--- start of Material ---

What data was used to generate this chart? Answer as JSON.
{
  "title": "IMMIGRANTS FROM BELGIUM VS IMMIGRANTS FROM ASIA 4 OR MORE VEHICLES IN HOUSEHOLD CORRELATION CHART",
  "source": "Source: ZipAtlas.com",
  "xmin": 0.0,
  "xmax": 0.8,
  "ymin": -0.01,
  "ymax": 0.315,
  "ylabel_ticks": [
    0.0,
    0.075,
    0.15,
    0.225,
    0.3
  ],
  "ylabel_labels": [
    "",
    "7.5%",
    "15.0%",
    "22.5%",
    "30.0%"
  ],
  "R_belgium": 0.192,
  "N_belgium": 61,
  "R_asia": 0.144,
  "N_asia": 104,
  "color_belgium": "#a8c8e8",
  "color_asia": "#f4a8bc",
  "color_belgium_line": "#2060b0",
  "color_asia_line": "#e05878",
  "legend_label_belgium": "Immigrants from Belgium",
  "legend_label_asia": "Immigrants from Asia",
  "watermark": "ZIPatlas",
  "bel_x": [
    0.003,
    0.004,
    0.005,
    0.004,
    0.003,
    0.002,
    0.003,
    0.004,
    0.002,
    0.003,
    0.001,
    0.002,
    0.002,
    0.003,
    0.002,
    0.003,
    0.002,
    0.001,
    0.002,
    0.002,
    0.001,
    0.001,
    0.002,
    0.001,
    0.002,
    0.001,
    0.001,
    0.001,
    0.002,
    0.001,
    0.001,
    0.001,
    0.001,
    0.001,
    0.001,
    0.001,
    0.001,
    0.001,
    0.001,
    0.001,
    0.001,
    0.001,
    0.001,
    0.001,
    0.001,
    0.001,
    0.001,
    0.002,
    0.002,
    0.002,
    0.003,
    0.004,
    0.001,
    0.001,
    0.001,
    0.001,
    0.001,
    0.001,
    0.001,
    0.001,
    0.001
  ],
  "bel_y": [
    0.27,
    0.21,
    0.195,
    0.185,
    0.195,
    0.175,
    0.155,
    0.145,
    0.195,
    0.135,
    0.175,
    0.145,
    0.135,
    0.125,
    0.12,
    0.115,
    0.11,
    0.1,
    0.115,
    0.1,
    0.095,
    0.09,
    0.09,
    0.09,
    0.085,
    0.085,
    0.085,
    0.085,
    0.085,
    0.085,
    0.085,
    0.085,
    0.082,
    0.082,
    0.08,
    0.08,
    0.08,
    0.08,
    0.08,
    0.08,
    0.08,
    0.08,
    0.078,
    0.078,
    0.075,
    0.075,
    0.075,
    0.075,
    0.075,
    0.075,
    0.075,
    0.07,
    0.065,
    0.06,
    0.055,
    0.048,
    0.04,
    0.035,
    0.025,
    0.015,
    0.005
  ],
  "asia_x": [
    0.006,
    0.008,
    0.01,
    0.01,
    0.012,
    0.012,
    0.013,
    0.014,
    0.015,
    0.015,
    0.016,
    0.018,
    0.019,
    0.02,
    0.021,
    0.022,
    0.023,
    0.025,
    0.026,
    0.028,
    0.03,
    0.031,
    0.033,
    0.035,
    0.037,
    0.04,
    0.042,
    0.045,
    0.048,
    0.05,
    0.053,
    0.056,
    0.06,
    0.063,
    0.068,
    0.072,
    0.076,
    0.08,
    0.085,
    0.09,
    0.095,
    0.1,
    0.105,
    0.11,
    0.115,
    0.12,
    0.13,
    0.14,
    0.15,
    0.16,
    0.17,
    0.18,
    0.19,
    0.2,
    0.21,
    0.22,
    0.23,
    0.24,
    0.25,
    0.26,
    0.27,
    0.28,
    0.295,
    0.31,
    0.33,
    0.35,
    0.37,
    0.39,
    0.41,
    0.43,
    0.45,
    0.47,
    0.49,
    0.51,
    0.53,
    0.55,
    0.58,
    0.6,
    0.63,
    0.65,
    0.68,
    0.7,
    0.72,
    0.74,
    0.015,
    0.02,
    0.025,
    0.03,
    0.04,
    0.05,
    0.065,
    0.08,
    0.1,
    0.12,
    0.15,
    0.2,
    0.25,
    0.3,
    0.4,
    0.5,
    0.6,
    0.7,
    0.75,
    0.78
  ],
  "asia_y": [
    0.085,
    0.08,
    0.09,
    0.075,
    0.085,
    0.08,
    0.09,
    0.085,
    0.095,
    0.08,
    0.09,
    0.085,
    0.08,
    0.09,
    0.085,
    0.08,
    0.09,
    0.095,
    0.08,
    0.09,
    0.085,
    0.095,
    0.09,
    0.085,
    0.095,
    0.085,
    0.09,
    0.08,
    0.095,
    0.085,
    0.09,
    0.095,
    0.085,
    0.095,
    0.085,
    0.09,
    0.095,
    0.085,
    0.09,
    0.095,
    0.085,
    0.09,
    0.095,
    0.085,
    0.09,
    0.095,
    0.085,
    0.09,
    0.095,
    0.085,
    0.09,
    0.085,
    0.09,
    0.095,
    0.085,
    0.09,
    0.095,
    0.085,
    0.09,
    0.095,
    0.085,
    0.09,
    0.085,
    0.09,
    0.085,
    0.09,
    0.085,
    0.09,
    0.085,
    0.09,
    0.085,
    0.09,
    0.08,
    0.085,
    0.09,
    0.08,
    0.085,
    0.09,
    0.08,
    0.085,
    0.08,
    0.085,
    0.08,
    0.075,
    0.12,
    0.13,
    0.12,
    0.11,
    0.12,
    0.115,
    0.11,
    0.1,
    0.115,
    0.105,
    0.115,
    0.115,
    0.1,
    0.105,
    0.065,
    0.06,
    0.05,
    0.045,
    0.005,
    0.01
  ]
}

--- end of Material ---

=== Written task ===
Return every entry verbatim.

=== Full output ===
What data was used to generate this chart? Answer as JSON.
{
  "title": "IMMIGRANTS FROM BELGIUM VS IMMIGRANTS FROM ASIA 4 OR MORE VEHICLES IN HOUSEHOLD CORRELATION CHART",
  "source": "Source: ZipAtlas.com",
  "xmin": 0.0,
  "xmax": 0.8,
  "ymin": -0.01,
  "ymax": 0.315,
  "ylabel_ticks": [
    0.0,
    0.075,
    0.15,
    0.225,
    0.3
  ],
  "ylabel_labels": [
    "",
    "7.5%",
    "15.0%",
    "22.5%",
    "30.0%"
  ],
  "R_belgium": 0.192,
  "N_belgium": 61,
  "R_asia": 0.144,
  "N_asia": 104,
  "color_belgium": "#a8c8e8",
  "color_asia": "#f4a8bc",
  "color_belgium_line": "#2060b0",
  "color_asia_line": "#e05878",
  "legend_label_belgium": "Immigrants from Belgium",
  "legend_label_asia": "Immigrants from Asia",
  "watermark": "ZIPatlas",
  "bel_x": [
    0.003,
    0.004,
    0.005,
    0.004,
    0.003,
    0.002,
    0.003,
    0.004,
    0.002,
    0.003,
    0.001,
    0.002,
    0.002,
    0.003,
    0.002,
    0.003,
    0.002,
    0.001,
    0.002,
    0.002,
    0.001,
    0.001,
    0.002,
    0.001,
    0.002,
    0.001,
    0.001,
    0.001,
    0.002,
    0.001,
    0.001,
    0.001,
    0.001,
    0.001,
    0.001,
    0.001,
    0.001,
    0.001,
    0.001,
    0.001,
    0.001,
    0.001,
    0.001,
    0.001,
    0.001,
    0.001,
    0.001,
    0.002,
    0.002,
    0.002,
    0.003,
    0.004,
    0.001,
    0.001,
    0.001,
    0.001,
    0.001,
    0.001,
    0.001,
    0.001,
    0.001
  ],
  "bel_y": [
    0.27,
    0.21,
    0.195,
    0.185,
    0.195,
    0.175,
    0.155,
    0.145,
    0.195,
    0.135,
    0.175,
    0.145,
    0.135,
    0.125,
    0.12,
    0.115,
    0.11,
    0.1,
    0.115,
    0.1,
    0.095,
    0.09,
    0.09,
    0.09,
    0.085,
    0.085,
    0.085,
    0.085,
    0.085,
    0.085,
    0.085,
    0.085,
    0.082,
    0.082,
    0.08,
    0.08,
    0.08,
    0.08,
    0.08,
    0.08,
    0.08,
    0.08,
    0.078,
    0.078,
    0.075,
    0.075,
    0.075,
    0.075,
    0.075,
    0.075,
    0.075,
    0.07,
    0.065,
    0.06,
    0.055,
    0.048,
    0.04,
    0.035,
    0.025,
    0.015,
    0.005
  ],
  "asia_x": [
    0.006,
    0.008,
    0.01,
    0.01,
    0.012,
    0.012,
    0.013,
    0.014,
    0.015,
    0.015,
    0.016,
    0.018,
    0.019,
    0.02,
    0.021,
    0.022,
    0.023,
    0.025,
    0.026,
    0.028,
    0.03,
    0.031,
    0.033,
    0.035,
    0.037,
    0.04,
    0.042,
    0.045,
    0.048,
    0.05,
    0.053,
    0.056,
    0.06,
    0.063,
    0.068,
    0.072,
    0.076,
    0.08,
    0.085,
    0.09,
    0.095,
    0.1,
    0.105,
    0.11,
    0.115,
    0.12,
    0.13,
    0.14,
    0.15,
    0.16,
    0.17,
    0.18,
    0.19,
    0.2,
    0.21,
    0.22,
    0.23,
    0.24,
    0.25,
    0.26,
    0.27,
    0.28,
    0.295,
    0.31,
    0.33,
    0.35,
    0.37,
    0.39,
    0.41,
    0.43,
    0.45,
    0.47,
    0.49,
    0.51,
    0.53,
    0.55,
    0.58,
    0.6,
    0.63,
    0.65,
    0.68,
    0.7,
    0.72,
    0.74,
    0.015,
    0.02,
    0.025,
    0.03,
    0.04,
    0.05,
    0.065,
    0.08,
    0.1,
    0.12,
    0.15,
    0.2,
    0.25,
    0.3,
    0.4,
    0.5,
    0.6,
    0.7,
    0.75,
    0.78
  ],
  "asia_y": [
    0.085,
    0.08,
    0.09,
    0.075,
    0.085,
    0.08,
    0.09,
    0.085,
    0.095,
    0.08,
    0.09,
    0.085,
    0.08,
    0.09,
    0.085,
    0.08,
    0.09,
    0.095,
    0.08,
    0.09,
    0.085,
    0.095,
    0.09,
    0.085,
    0.095,
    0.085,
    0.09,
    0.08,
    0.095,
    0.085,
    0.09,
    0.095,
    0.085,
    0.095,
    0.085,
    0.09,
    0.095,
    0.085,
    0.09,
    0.095,
    0.085,
    0.09,
    0.095,
    0.085,
    0.09,
    0.095,
    0.085,
    0.09,
    0.095,
    0.085,
    0.09,
    0.085,
    0.09,
    0.095,
    0.085,
    0.09,
    0.095,
    0.085,
    0.09,
    0.095,
    0.085,
    0.09,
    0.085,
    0.09,
    0.085,
    0.09,
    0.085,
    0.09,
    0.085,
    0.09,
    0.085,
    0.09,
    0.08,
    0.085,
    0.09,
    0.08,
    0.085,
    0.09,
    0.08,
    0.085,
    0.08,
    0.085,
    0.08,
    0.075,
    0.12,
    0.13,
    0.12,
    0.11,
    0.12,
    0.115,
    0.11,
    0.1,
    0.115,
    0.105,
    0.115,
    0.115,
    0.1,
    0.105,
    0.065,
    0.06,
    0.05,
    0.045,
    0.005,
    0.01
  ]
}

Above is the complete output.